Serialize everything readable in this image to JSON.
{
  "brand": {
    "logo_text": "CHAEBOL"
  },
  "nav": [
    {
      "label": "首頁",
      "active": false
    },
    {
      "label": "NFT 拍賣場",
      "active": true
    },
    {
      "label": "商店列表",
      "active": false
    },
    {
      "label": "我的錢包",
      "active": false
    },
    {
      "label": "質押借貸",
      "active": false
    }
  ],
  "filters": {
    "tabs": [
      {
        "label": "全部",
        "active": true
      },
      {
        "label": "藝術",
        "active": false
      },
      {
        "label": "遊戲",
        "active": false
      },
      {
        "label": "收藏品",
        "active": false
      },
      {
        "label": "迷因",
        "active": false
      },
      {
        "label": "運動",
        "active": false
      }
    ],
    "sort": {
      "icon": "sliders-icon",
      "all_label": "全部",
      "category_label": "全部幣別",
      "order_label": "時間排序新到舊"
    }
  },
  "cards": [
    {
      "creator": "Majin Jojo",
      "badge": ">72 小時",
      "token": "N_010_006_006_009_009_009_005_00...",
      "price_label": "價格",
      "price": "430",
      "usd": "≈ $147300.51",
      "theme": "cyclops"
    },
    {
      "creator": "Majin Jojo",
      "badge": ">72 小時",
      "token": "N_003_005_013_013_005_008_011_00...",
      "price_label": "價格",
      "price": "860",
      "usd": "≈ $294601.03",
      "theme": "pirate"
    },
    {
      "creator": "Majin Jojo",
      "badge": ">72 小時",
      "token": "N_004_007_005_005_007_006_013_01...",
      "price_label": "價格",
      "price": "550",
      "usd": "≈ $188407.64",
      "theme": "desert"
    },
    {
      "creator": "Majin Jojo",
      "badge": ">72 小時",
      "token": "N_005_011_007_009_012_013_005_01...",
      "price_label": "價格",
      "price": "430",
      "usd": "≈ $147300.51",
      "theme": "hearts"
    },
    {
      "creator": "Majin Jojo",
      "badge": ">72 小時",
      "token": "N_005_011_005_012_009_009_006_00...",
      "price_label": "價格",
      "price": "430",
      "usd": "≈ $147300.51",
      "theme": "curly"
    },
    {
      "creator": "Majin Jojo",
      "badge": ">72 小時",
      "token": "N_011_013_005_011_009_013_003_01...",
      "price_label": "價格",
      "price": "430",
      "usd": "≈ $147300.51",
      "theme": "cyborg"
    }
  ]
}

- **WRITTEN REQUEST**:
Print the material once more, exactly.

- **EXERCISE OUTPUT**:
Serialize everything readable in this image to JSON.
{
  "brand": {
    "logo_text": "CHAEBOL"
  },
  "nav": [
    {
      "label": "首頁",
      "active": false
    },
    {
      "label": "NFT 拍賣場",
      "active": true
    },
    {
      "label": "商店列表",
      "active": false
    },
    {
      "label": "我的錢包",
      "active": false
    },
    {
      "label": "質押借貸",
      "active": false
    }
  ],
  "filters": {
    "tabs": [
      {
        "label": "全部",
        "active": true
      },
      {
        "label": "藝術",
        "active": false
      },
      {
        "label": "遊戲",
        "active": false
      },
      {
        "label": "收藏品",
        "active": false
      },
      {
        "label": "迷因",
        "active": false
      },
      {
        "label": "運動",
        "active": false
      }
    ],
    "sort": {
      "icon": "sliders-icon",
      "all_label": "全部",
      "category_label": "全部幣別",
      "order_label": "時間排序新到舊"
    }
  },
  "cards": [
    {
      "creator": "Majin Jojo",
      "badge": ">72 小時",
      "token": "N_010_006_006_009_009_009_005_00...",
      "price_label": "價格",
      "price": "430",
      "usd": "≈ $147300.51",
      "theme": "cyclops"
    },
    {
      "creator": "Majin Jojo",
      "badge": ">72 小時",
      "token": "N_003_005_013_013_005_008_011_00...",
      "price_label": "價格",
      "price": "860",
      "usd": "≈ $294601.03",
      "theme": "pirate"
    },
    {
      "creator": "Majin Jojo",
      "badge": ">72 小時",
      "token": "N_004_007_005_005_007_006_013_01...",
      "price_label": "價格",
      "price": "550",
      "usd": "≈ $188407.64",
      "theme": "desert"
    },
    {
      "creator": "Majin Jojo",
      "badge": ">72 小時",
      "token": "N_005_011_007_009_012_013_005_01...",
      "price_label": "價格",
      "price": "430",
      "usd": "≈ $147300.51",
      "theme": "hearts"
    },
    {
      "creator": "Majin Jojo",
      "badge": ">72 小時",
      "token": "N_005_011_005_012_009_009_006_00...",
      "price_label": "價格",
      "price": "430",
      "usd": "≈ $147300.51",
      "theme": "curly"
    },
    {
      "creator": "Majin Jojo",
      "badge": ">72 小時",
      "token": "N_011_013_005_011_009_013_003_01...",
      "price_label": "價格",
      "price": "430",
      "usd": "≈ $147300.51",
      "theme": "cyborg"
    }
  ]
}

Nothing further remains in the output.